-- WRITTEN REQUEST --
Isolate every line in the records below with "KVRB" in it.

-- A run of records --
**********

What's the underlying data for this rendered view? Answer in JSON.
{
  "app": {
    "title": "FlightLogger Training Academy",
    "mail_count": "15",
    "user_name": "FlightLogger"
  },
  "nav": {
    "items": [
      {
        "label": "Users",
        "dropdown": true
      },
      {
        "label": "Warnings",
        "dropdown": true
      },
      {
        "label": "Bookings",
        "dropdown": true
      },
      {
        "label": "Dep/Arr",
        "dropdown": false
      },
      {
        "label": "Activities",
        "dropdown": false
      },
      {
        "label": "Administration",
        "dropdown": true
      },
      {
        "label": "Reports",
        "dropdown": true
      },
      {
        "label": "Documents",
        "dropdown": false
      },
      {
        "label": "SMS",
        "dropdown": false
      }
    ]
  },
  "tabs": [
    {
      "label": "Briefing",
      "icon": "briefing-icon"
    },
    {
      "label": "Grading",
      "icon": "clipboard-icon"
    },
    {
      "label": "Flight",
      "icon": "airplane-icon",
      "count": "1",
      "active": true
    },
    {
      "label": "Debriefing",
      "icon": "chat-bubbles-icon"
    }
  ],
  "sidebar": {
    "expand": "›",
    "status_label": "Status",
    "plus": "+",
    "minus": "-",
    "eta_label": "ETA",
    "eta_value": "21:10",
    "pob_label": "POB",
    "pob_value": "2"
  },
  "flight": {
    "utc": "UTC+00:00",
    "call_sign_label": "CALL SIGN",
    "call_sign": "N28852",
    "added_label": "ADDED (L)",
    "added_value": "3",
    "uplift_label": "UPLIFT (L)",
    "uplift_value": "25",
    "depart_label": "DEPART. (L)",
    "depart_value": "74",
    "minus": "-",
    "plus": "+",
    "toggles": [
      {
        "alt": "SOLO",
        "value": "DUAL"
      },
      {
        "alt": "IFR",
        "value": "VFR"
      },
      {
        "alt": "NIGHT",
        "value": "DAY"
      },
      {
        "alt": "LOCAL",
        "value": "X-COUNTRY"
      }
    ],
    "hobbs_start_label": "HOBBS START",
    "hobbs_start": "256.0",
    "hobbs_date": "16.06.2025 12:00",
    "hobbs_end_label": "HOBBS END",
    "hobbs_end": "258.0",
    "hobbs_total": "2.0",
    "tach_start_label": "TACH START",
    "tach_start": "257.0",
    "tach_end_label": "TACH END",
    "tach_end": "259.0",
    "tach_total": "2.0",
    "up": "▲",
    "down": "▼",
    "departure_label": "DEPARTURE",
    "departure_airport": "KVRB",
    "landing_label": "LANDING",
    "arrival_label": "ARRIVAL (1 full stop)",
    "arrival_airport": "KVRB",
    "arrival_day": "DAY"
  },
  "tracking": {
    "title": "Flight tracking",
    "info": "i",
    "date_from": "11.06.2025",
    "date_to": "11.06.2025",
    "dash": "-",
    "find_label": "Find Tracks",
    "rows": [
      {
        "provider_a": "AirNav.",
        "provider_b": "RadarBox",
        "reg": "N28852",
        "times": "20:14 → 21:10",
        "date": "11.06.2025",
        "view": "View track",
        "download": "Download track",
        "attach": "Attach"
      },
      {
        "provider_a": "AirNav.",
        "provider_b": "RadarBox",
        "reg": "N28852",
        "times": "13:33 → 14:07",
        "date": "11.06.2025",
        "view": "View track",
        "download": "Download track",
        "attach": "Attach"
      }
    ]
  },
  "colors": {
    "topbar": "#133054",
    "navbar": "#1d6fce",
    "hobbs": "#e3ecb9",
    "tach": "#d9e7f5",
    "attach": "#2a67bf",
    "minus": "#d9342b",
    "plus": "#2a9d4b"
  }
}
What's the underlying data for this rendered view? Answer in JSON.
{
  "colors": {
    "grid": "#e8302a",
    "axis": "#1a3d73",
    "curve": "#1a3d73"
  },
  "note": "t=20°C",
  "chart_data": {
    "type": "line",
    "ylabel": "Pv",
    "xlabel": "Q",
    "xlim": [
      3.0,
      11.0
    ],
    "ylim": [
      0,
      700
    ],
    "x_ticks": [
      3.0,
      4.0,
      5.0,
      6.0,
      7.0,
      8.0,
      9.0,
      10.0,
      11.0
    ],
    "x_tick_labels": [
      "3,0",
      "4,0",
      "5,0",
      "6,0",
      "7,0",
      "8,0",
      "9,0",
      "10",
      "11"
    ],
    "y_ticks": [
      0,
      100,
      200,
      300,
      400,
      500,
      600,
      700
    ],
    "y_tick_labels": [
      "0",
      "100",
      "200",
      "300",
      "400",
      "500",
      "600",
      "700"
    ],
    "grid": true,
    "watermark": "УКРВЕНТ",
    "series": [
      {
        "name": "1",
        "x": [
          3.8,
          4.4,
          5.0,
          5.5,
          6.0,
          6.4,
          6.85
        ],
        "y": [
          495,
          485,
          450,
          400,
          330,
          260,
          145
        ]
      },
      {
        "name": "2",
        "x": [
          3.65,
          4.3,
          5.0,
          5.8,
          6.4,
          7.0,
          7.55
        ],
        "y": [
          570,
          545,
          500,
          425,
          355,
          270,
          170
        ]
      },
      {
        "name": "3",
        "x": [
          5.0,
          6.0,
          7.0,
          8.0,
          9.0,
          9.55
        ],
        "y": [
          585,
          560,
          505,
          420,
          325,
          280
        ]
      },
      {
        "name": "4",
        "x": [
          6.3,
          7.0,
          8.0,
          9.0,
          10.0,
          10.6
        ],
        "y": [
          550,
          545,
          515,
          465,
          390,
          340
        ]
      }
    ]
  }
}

**********

-- THE REPLY --
    "departure_airport": "KVRB",
    "arrival_airport": "KVRB",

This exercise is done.